### Problem description
Compute the number of lines that include the string "звукозаписи", then output that number and nothing else.

[start Records supplied]

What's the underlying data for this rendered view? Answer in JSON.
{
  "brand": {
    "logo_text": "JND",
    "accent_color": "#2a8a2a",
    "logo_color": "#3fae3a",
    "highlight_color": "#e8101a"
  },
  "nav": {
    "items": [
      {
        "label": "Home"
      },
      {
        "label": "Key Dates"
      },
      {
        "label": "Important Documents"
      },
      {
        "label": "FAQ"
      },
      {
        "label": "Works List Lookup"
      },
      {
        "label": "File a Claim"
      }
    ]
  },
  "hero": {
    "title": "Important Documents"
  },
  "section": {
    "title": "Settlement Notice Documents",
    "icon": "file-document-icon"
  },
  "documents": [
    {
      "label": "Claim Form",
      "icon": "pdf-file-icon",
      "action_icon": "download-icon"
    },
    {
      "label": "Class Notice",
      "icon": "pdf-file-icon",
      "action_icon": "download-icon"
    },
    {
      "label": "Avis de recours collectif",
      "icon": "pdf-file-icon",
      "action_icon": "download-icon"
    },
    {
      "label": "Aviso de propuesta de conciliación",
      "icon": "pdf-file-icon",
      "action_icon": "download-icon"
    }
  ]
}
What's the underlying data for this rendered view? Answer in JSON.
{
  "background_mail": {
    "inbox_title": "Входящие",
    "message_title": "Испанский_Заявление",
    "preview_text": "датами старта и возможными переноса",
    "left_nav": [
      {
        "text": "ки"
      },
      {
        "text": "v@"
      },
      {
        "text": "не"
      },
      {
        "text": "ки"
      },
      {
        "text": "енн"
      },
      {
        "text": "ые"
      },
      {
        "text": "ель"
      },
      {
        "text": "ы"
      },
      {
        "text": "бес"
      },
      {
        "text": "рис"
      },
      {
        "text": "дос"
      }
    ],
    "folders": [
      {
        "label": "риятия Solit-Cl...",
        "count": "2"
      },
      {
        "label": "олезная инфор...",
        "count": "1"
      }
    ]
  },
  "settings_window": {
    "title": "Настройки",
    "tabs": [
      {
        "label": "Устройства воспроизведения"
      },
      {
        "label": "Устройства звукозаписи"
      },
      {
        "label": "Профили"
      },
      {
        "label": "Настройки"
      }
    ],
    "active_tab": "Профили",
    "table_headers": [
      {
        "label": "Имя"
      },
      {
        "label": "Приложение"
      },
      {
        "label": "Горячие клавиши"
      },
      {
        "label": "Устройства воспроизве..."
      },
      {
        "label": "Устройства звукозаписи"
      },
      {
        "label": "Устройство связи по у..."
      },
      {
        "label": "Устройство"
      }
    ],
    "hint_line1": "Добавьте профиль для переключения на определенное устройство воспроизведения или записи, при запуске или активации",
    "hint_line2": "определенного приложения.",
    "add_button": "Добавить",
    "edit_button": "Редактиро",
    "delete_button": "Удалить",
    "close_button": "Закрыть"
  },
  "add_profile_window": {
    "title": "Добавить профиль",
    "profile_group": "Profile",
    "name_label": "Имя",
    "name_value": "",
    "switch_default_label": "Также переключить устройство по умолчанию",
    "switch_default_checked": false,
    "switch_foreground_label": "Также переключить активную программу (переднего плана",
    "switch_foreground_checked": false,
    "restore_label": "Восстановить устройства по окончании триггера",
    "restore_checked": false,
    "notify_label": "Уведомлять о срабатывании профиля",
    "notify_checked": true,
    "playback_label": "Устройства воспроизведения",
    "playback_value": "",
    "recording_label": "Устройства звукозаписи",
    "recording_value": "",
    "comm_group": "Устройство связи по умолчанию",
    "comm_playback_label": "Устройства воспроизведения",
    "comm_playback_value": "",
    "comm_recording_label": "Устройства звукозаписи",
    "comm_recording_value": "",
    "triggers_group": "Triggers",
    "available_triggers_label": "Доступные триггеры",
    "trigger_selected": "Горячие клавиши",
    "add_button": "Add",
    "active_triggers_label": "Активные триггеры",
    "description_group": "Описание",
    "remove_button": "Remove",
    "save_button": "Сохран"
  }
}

[end Records supplied]

### Answer to the task
4